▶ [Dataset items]
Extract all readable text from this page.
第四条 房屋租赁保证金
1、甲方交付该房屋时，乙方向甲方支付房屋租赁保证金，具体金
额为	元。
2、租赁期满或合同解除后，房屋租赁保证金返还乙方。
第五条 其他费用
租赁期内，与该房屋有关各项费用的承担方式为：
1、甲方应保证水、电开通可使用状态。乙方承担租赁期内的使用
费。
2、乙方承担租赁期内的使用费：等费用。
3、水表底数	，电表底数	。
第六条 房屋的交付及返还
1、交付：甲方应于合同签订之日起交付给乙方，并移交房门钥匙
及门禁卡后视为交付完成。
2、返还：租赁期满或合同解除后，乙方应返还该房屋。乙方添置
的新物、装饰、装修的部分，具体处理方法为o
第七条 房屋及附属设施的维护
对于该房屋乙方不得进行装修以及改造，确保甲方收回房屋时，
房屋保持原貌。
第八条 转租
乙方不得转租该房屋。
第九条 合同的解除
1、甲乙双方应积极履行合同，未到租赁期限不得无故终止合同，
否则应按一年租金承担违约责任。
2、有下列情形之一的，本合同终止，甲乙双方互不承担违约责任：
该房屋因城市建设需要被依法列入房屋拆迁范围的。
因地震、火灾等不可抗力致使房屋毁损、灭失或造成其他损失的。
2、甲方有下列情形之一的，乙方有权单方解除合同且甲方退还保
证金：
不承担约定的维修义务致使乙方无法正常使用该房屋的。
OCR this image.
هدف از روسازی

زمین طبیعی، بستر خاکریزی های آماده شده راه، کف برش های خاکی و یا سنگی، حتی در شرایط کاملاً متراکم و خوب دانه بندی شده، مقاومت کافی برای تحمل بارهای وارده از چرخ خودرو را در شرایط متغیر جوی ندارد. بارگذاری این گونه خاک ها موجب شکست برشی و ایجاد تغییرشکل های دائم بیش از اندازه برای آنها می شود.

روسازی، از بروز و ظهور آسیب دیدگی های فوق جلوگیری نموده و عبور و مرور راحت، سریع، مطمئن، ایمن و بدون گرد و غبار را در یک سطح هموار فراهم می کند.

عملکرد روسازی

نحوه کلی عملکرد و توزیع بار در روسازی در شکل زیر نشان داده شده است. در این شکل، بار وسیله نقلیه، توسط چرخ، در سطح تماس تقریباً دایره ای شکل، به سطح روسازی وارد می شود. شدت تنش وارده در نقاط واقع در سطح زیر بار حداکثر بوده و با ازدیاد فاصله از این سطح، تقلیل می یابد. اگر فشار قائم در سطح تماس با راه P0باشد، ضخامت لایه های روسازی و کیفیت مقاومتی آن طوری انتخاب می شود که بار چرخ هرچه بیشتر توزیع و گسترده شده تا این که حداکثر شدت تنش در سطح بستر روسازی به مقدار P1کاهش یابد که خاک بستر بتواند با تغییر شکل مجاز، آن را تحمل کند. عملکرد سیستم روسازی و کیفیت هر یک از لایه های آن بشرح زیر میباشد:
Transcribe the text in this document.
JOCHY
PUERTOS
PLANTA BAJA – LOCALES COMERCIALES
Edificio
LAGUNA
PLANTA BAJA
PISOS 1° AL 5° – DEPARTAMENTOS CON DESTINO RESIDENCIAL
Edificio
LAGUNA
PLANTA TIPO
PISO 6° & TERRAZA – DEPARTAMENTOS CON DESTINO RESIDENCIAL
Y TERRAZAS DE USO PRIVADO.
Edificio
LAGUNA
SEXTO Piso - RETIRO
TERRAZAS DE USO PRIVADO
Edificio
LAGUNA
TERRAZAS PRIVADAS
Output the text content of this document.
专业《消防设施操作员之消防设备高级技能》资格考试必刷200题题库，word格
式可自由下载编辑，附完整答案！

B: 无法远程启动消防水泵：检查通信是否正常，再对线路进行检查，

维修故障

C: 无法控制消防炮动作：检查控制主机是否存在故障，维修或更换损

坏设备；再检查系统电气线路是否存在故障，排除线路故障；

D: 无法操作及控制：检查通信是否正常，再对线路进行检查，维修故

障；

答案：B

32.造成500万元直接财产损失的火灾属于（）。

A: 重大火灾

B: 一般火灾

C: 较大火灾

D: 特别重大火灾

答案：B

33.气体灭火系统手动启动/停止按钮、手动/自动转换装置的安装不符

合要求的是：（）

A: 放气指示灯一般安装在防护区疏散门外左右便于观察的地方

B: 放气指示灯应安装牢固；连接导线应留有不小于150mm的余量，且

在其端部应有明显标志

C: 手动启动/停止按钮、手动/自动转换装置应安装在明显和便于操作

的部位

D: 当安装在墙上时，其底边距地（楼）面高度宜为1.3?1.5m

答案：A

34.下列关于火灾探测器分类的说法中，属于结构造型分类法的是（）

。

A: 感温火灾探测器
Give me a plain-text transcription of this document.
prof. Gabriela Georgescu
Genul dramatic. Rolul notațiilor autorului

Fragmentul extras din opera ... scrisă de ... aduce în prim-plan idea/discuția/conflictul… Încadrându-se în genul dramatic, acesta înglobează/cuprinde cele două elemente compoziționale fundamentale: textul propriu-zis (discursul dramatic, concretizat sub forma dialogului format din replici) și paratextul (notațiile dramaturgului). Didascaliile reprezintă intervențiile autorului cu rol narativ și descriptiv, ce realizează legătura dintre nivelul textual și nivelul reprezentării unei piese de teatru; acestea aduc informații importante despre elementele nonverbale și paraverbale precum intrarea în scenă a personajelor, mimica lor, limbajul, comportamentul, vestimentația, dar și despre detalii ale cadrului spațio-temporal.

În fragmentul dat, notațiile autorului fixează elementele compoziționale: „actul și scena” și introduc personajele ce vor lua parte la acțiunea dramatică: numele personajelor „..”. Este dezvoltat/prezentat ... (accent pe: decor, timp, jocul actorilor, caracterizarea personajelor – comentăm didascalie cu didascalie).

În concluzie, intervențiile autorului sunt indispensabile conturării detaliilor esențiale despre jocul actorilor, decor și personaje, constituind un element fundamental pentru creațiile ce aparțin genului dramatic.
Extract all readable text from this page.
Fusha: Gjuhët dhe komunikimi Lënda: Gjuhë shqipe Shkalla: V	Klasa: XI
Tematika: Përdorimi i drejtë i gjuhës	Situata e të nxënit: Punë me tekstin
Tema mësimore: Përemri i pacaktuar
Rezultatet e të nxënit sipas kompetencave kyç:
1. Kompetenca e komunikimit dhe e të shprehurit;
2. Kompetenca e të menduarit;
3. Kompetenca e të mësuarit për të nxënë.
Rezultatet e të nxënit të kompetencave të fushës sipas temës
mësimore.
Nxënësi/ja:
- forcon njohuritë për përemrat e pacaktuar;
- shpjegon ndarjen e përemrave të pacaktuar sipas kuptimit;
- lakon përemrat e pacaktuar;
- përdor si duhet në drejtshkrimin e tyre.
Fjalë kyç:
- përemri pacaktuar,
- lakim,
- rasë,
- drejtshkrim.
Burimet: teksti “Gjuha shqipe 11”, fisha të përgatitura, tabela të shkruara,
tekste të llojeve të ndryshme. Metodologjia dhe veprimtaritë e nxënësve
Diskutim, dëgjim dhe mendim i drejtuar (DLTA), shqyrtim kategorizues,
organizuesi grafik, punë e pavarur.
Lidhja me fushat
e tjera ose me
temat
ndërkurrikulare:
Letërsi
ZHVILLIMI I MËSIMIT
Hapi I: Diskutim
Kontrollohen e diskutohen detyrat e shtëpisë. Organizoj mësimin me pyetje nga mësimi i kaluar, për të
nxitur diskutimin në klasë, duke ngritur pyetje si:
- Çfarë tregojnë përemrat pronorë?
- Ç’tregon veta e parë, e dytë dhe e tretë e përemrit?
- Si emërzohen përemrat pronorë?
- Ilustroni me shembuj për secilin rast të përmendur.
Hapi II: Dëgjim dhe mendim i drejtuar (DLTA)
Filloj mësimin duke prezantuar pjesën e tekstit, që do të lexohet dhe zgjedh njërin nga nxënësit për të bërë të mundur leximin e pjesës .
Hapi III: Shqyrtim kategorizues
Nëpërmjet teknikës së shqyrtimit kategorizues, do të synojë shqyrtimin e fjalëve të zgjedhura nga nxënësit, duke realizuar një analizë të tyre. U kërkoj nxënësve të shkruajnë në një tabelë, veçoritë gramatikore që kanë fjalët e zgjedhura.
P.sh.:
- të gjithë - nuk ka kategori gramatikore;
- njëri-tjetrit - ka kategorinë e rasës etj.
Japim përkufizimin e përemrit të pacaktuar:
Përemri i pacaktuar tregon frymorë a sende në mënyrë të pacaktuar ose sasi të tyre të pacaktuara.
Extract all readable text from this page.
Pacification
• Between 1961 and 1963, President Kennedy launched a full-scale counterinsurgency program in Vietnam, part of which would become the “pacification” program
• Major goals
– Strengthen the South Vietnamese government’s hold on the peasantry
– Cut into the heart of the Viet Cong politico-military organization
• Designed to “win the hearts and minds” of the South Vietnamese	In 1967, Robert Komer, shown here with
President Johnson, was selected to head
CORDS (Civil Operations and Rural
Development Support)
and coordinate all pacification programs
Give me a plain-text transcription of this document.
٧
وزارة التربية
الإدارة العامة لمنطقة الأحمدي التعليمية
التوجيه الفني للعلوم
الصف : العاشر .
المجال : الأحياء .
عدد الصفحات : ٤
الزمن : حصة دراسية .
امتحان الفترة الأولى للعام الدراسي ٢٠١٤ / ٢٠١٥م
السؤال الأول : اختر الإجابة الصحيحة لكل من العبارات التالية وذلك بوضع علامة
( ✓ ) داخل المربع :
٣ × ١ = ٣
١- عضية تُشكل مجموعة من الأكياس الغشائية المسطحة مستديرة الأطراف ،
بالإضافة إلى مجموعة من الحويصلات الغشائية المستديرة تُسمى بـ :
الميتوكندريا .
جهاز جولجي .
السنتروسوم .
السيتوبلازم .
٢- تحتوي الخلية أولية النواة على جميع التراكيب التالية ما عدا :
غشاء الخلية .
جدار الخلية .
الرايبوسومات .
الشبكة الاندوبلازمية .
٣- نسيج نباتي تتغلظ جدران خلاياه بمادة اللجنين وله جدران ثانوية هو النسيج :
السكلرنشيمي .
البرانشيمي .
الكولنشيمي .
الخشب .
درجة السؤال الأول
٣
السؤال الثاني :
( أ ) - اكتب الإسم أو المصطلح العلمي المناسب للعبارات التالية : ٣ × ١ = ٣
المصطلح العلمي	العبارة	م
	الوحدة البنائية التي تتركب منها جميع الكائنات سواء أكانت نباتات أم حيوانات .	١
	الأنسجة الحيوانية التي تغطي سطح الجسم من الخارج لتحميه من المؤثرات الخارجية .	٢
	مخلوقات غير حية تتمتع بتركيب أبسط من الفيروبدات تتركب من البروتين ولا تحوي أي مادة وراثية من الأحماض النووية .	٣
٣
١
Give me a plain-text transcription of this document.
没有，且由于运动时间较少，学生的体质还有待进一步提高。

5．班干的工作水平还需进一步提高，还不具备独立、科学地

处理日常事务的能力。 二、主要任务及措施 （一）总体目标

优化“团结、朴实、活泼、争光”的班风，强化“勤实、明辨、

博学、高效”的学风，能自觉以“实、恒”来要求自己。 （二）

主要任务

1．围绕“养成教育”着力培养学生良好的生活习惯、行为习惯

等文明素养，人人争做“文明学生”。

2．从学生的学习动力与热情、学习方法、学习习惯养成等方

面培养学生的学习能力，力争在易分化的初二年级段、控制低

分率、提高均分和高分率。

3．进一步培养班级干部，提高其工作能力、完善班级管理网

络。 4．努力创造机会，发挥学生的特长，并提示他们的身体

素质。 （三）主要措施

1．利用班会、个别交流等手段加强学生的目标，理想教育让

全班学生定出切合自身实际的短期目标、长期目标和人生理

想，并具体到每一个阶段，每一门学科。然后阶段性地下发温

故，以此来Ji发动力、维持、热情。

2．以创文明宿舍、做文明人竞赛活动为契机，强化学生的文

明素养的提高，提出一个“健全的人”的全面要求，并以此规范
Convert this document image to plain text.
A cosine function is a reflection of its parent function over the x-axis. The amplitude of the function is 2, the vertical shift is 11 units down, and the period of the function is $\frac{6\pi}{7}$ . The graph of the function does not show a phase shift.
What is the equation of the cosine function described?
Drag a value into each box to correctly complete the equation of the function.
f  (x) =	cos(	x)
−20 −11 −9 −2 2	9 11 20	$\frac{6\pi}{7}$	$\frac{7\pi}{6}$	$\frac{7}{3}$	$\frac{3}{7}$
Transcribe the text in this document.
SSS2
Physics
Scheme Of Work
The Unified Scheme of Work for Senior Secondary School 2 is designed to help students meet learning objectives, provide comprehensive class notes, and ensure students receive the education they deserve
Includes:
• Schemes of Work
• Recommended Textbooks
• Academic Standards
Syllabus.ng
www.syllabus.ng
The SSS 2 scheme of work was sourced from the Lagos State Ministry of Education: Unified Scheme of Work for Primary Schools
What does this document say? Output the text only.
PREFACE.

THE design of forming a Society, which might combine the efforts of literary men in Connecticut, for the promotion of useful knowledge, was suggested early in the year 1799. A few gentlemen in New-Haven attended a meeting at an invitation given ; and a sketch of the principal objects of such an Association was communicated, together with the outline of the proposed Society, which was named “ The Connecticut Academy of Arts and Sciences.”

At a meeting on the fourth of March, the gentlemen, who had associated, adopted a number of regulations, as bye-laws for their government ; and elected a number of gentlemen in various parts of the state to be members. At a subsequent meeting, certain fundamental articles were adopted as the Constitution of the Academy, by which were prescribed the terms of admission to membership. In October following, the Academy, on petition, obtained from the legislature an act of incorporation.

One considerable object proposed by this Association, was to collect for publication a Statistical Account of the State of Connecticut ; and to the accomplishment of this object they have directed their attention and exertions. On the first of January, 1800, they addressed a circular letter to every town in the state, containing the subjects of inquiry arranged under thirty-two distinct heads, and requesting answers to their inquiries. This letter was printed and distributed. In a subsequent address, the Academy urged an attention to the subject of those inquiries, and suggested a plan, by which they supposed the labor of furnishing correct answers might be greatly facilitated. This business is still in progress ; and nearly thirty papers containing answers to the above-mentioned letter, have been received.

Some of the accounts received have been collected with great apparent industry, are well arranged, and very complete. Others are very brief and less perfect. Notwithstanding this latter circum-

▶ [Do this]
Scan the lines above for "actorilor", then copy every one that has it.

▶ [Solution for this problem]
În fragmentul dat, notațiile autorului fixează elementele compoziționale: „actul și scena” și introduc personajele ce vor lua parte la acțiunea dramatică: numele personajelor „..”. Este dezvoltat/prezentat ... (accent pe: decor, timp, jocul actorilor, caracterizarea personajelor – comentăm didascalie cu didascalie).
În concluzie, intervențiile autorului sunt indispensabile conturării detaliilor esențiale despre jocul actorilor, decor și personaje, constituind un element fundamental pentru creațiile ce aparțin genului dramatic.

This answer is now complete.